======== VORLIEGENDER AUSZUG

Der Wittenberger AfD-Mann der ersten Stunde tritt aus der Partei aus. Gegen ihn läuft ein Ausschlussverfahren. Er spricht von „Mobbing“.

13.04.2021, 09:22

Wittenberg - Steiler Aufstieg, steiler Absturz: Der Mann, der die AfD im Kreis Wittenberg quasi aus der Taufe gehoben hat, der viel für ihre Erfolge getan hat, nimmt Abschied. Der Wittenberger Dirk Hoffmann tritt, wie er am Montag gegenüber der MZ erklärte, zum 1. Mai aus der AfD aus.

Nicht aus politischen Gründen, wie er versichert. Er stehe vielmehr hinter der Linie der Partei, die zumindest zeitweise als Verdachtsfall für den Verfassungsschutz galt. Hoffmann fühlt sich vielmehr „gemobbt“. Er spricht von Machtkämpfen und „Machtklüngel“, von „Opportunisten und Karrieristen“. Hoffmann behauptet: „Ich werde bekämpft.“ Er sagt auch: „Einige handelnde Personen handeln nicht im Interesse der Partei.“

Monatelange Querelen

Sein Austritt ist die Konsequenz aus monatelangen Querelen. Hoffmann, 56 Jahre alt, zwei Kinder, aus der Nähe von Hamburg stammender Versicherungsmakler, der seit Anfang der 1990er Jahre in Wittenberg lebt und arbeitet, ist wie berichtet sowohl aus der AfD-Fraktion im Stadtrat als auch aus der AfD-Fraktion im Kreistag ausgeschlossen worden. Was ihn schmerzt: „Ich bin menschlich sehr enttäuscht“, sagt das noch AfD-Mitglied im Gespräch mit der MZ. Ihm war wie berichtet Egoismus und das Bedürfnis, sich in den Mittelpunkt zu stellen, vorgeworfen worden. Von einem „Störfeuer“ war die Rede, das beendet werden solle.

================
======== DATENSÄTZE

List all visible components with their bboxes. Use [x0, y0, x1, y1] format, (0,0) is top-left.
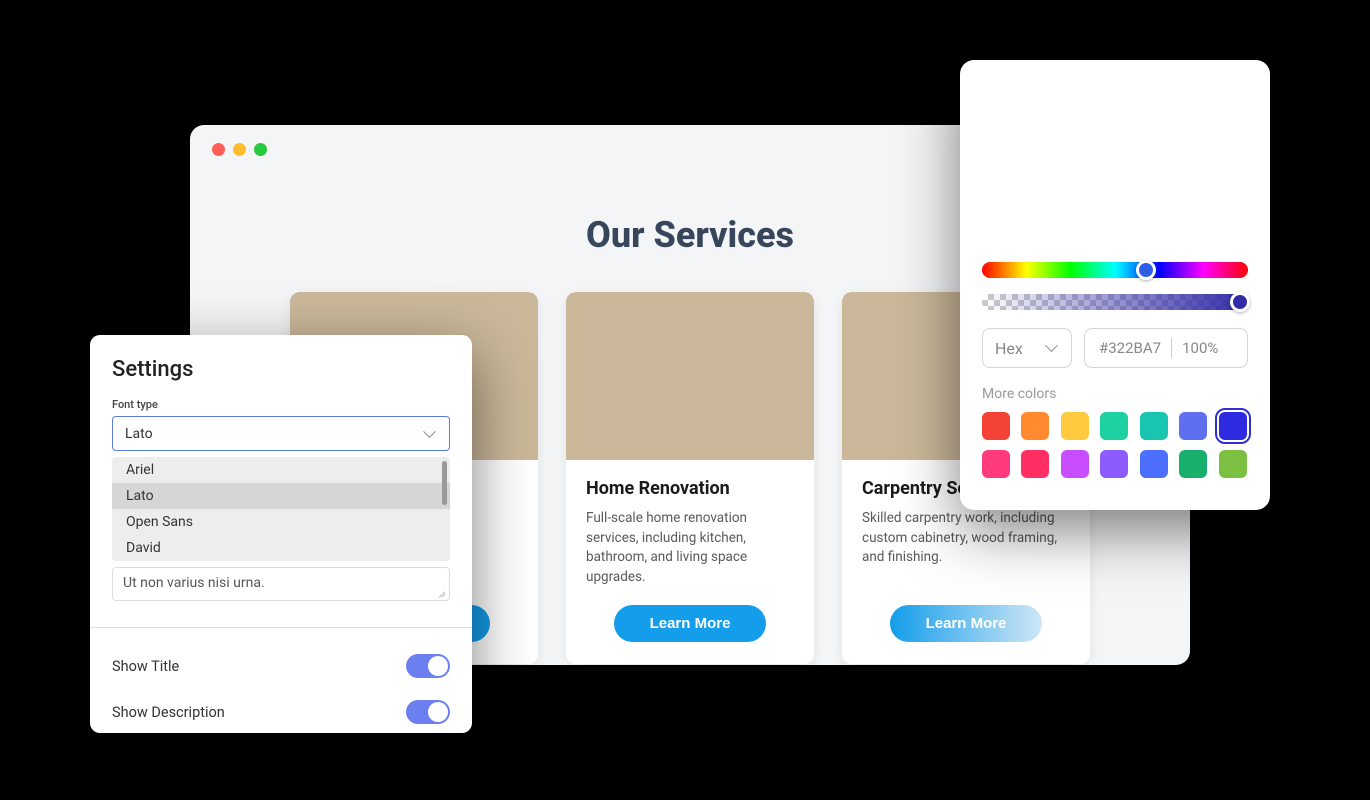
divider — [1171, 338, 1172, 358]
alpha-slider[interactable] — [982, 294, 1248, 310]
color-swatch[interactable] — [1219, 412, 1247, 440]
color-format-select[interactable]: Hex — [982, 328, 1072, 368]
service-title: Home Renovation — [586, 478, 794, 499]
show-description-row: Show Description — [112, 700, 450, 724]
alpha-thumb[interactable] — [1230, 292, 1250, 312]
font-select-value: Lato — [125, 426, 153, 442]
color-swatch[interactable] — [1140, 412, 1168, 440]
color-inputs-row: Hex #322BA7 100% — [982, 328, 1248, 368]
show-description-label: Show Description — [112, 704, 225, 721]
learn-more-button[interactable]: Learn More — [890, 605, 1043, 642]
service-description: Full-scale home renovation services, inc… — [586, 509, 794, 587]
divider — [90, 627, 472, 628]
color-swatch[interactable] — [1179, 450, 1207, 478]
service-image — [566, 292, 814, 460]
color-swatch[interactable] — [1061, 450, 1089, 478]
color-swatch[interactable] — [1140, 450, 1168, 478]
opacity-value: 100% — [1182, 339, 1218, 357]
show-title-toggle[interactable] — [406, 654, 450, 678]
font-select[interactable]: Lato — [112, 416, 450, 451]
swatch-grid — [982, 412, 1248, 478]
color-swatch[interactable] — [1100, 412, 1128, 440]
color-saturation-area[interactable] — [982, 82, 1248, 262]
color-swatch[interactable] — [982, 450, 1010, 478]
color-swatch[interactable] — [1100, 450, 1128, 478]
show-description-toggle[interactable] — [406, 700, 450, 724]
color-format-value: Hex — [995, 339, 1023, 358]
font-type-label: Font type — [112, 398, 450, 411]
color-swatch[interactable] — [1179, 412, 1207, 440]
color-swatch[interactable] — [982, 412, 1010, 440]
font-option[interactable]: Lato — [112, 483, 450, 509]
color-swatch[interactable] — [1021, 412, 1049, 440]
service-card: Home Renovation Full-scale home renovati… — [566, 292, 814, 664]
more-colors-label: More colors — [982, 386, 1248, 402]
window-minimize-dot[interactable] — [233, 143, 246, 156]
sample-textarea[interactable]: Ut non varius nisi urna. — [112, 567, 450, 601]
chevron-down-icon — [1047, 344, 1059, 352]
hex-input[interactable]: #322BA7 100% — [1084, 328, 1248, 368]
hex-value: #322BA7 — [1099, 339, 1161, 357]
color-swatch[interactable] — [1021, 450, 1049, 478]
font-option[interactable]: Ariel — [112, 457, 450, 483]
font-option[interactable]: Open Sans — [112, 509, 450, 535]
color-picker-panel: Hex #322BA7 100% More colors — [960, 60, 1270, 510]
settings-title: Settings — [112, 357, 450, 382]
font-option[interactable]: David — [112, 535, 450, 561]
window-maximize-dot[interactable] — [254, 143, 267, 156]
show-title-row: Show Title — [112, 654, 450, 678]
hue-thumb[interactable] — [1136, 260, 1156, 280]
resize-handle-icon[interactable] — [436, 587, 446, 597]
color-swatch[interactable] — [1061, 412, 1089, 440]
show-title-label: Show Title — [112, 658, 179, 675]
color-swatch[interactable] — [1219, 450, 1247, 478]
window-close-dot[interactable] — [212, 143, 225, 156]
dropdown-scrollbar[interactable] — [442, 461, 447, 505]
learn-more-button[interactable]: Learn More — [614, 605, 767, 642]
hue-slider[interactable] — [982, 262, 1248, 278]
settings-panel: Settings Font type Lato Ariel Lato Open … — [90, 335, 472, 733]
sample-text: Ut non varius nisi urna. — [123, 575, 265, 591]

================

AUFGABEN:
a) Beantworte zum Artikel über Dirk Hoffmanns AfD-Austritt diese Fragen:
(i) Zu welchem Datum tritt Hoffmann aus der AfD aus?
(ii) Welchen Beruf hat Hoffmann?
(iii) Aus welchen zwei AfD-Fraktionen wurde er ausgeschlossen?
b) Schreib aus dem Artikel über Dirk Hoffmanns AfD-Austritt wortgetreu den Abschnitt ab, der mit den Worten "Der Wittenberger AfD-Mann" anfängt und mit "der AfD aus." aufhört.

LÖSUNGEN:
a)
(i) Zum 1. Mai.
(ii) Er ist Versicherungsmakler.
(iii) Aus der AfD-Fraktion im Stadtrat und aus der AfD-Fraktion im Kreistag.

b)
Der Wittenberger AfD-Mann der ersten Stunde tritt aus der Partei aus. Gegen ihn läuft ein Ausschlussverfahren. Er spricht von „Mobbing“.

13.04.2021, 09:22

Wittenberg - Steiler Aufstieg, steiler Absturz: Der Mann, der die AfD im Kreis Wittenberg quasi aus der Taufe gehoben hat, der viel für ihre Erfolge getan hat, nimmt Abschied. Der Wittenberger Dirk Hoffmann tritt, wie er am Montag gegenüber der MZ erklärte, zum 1. Mai aus der AfD aus.